### PAGE
+-------+

And that’s why the blood was so important.  God didn’t take the carcasses of the dead animals; all he wanted was the blood – for he had said, “The life is in the blood.”  That’s why Jewish people were prohibited from drinking blood or eating anything that contained it.  God said that the life of every living thing belonged to him – and that the life was in the blood.  So when the priest collected the blood of my sacrifice I could see in a very tangible way that God was accepting its life in place of mine – and that its life was literally being consumed in the flames of the altar in my place.  And this is how you’d worship year after year; and every time you did you were confronted by a very graphic and gritty testimony of the terrible consequences of your sin.  You saw up close and personal that God’s justice demands death and blood – but at the same time, you could also see God’s grace and love for you in providing a way for something else to die in your place.  When the animal died, the priest was able to say to you, “Your sins are forgiven.”  And you received that forgiveness by faith, trusting that God’s promise to count your sin against that goat or lamb was true.

+-------+

(Extracted data entries)
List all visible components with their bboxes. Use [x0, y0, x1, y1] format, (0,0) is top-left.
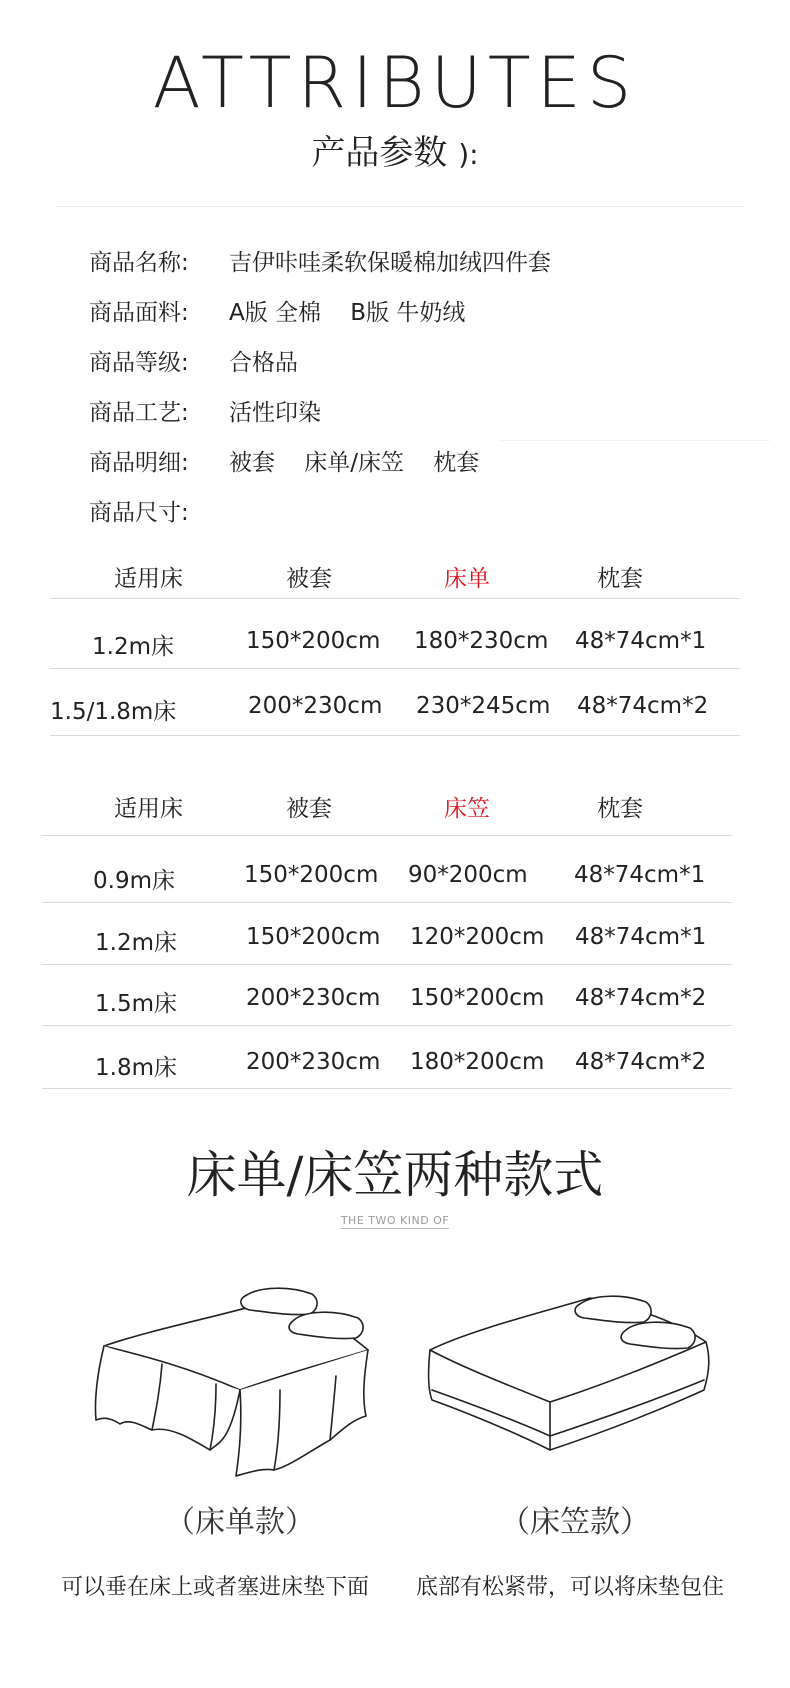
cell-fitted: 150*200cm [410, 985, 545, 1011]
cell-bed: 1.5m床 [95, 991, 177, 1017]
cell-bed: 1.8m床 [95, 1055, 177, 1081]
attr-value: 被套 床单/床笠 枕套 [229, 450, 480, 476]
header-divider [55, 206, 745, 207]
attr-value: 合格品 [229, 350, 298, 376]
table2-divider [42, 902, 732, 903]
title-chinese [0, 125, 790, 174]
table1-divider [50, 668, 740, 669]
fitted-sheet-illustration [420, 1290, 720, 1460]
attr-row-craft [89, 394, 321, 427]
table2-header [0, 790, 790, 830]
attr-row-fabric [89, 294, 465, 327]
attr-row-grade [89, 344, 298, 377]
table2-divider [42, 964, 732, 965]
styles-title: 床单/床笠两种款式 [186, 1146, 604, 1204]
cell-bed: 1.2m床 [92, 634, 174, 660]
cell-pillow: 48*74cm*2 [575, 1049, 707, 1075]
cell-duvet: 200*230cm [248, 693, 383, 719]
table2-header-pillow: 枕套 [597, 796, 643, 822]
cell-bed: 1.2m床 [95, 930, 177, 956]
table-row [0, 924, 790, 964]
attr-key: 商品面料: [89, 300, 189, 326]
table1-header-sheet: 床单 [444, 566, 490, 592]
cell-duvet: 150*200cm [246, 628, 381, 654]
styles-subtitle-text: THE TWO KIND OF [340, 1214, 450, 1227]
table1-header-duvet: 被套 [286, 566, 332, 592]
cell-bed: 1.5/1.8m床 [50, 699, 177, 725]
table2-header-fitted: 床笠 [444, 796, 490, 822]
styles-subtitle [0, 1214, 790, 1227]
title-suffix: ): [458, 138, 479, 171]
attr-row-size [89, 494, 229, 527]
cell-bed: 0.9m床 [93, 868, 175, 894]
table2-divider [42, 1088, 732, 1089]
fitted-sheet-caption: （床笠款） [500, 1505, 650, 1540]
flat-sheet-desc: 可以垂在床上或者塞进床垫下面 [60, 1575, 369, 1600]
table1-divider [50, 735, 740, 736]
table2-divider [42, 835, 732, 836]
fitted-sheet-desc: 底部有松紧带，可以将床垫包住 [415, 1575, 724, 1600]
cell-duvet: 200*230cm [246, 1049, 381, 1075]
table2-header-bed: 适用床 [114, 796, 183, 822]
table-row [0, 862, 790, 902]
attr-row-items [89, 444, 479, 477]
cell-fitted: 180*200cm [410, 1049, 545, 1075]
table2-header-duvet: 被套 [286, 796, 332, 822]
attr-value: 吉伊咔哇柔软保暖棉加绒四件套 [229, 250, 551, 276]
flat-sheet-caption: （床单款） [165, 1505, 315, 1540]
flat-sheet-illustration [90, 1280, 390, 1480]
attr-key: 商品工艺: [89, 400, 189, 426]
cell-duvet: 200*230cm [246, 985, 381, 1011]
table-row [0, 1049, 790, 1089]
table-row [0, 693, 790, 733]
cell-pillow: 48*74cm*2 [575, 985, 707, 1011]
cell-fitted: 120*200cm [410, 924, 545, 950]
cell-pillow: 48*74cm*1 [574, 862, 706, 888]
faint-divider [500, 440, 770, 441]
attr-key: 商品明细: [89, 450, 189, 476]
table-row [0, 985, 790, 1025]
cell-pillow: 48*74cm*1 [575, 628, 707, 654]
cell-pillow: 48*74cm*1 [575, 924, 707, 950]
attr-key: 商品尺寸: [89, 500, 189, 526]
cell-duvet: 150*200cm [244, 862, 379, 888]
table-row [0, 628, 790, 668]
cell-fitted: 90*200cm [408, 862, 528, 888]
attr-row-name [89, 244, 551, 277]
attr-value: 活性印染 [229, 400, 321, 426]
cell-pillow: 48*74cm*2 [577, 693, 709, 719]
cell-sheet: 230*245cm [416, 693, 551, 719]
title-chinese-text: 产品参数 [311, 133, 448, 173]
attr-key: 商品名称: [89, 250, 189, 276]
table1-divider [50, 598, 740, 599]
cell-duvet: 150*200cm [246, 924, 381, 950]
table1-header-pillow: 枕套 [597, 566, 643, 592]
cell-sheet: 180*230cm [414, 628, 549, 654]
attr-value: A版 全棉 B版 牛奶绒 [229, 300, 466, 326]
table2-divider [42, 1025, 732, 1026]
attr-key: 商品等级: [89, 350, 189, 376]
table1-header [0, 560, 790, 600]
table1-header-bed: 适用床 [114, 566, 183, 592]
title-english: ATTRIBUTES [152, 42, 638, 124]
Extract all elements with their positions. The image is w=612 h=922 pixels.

+-------+

### YOUR OBJECTIVE
According to the passage on sacrificial blood above, why were Jewish people prohibited from drinking blood or eating anything that contained it? Answer in one to three sentences.

### ANSWER TO THIS EXERCISE
God had said that "the life is in the blood," and he declared that the life of every living thing belonged to him. Because the blood carried the life that was his, the people were not to consume it.